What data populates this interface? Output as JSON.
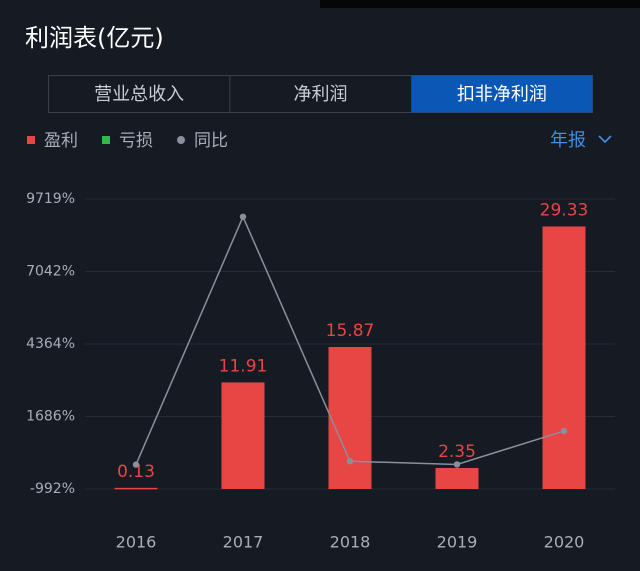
{
  "tabs": [
    {
      "label": "营业总收入",
      "active": false
    },
    {
      "label": "净利润",
      "active": false
    },
    {
      "label": "扣非净利润",
      "active": true
    }
  ],
  "period": "年报",
  "chart_data": {
    "type": "bar",
    "title": "利润表(亿元)",
    "categories": [
      "2016",
      "2017",
      "2018",
      "2019",
      "2020"
    ],
    "series": [
      {
        "name": "盈利",
        "type": "bar",
        "axis": "y2",
        "color": "#e84545",
        "values": [
          0.13,
          11.91,
          15.87,
          2.35,
          29.33
        ]
      },
      {
        "name": "亏损",
        "type": "bar",
        "axis": "y2",
        "color": "#2fb84f",
        "values": [
          null,
          null,
          null,
          null,
          null
        ]
      },
      {
        "name": "同比",
        "type": "line",
        "color": "#8a8f9c",
        "values": [
          -90,
          9062,
          33,
          -85,
          1148
        ]
      }
    ],
    "ylim": [
      -992,
      9719
    ],
    "yticks": [
      {
        "value": -992,
        "label": "-992%"
      },
      {
        "value": 1686,
        "label": "1686%"
      },
      {
        "value": 4364,
        "label": "4364%"
      },
      {
        "value": 7042,
        "label": "7042%"
      },
      {
        "value": 9719,
        "label": "9719%"
      }
    ],
    "y2lim": [
      0,
      32.4
    ],
    "grid": true
  }
}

JOB -> Pictures are to be left out; the records above must be repeated word for word.

ANSWER TO THE TASK ->
What data populates this interface? Output as JSON.
{
  "tabs": [
    {
      "label": "营业总收入",
      "active": false
    },
    {
      "label": "净利润",
      "active": false
    },
    {
      "label": "扣非净利润",
      "active": true
    }
  ],
  "period": "年报",
  "chart_data": {
    "type": "bar",
    "title": "利润表(亿元)",
    "categories": [
      "2016",
      "2017",
      "2018",
      "2019",
      "2020"
    ],
    "series": [
      {
        "name": "盈利",
        "type": "bar",
        "axis": "y2",
        "color": "#e84545",
        "values": [
          0.13,
          11.91,
          15.87,
          2.35,
          29.33
        ]
      },
      {
        "name": "亏损",
        "type": "bar",
        "axis": "y2",
        "color": "#2fb84f",
        "values": [
          null,
          null,
          null,
          null,
          null
        ]
      },
      {
        "name": "同比",
        "type": "line",
        "color": "#8a8f9c",
        "values": [
          -90,
          9062,
          33,
          -85,
          1148
        ]
      }
    ],
    "ylim": [
      -992,
      9719
    ],
    "yticks": [
      {
        "value": -992,
        "label": "-992%"
      },
      {
        "value": 1686,
        "label": "1686%"
      },
      {
        "value": 4364,
        "label": "4364%"
      },
      {
        "value": 7042,
        "label": "7042%"
      },
      {
        "value": 9719,
        "label": "9719%"
      }
    ],
    "y2lim": [
      0,
      32.4
    ],
    "grid": true
  }
}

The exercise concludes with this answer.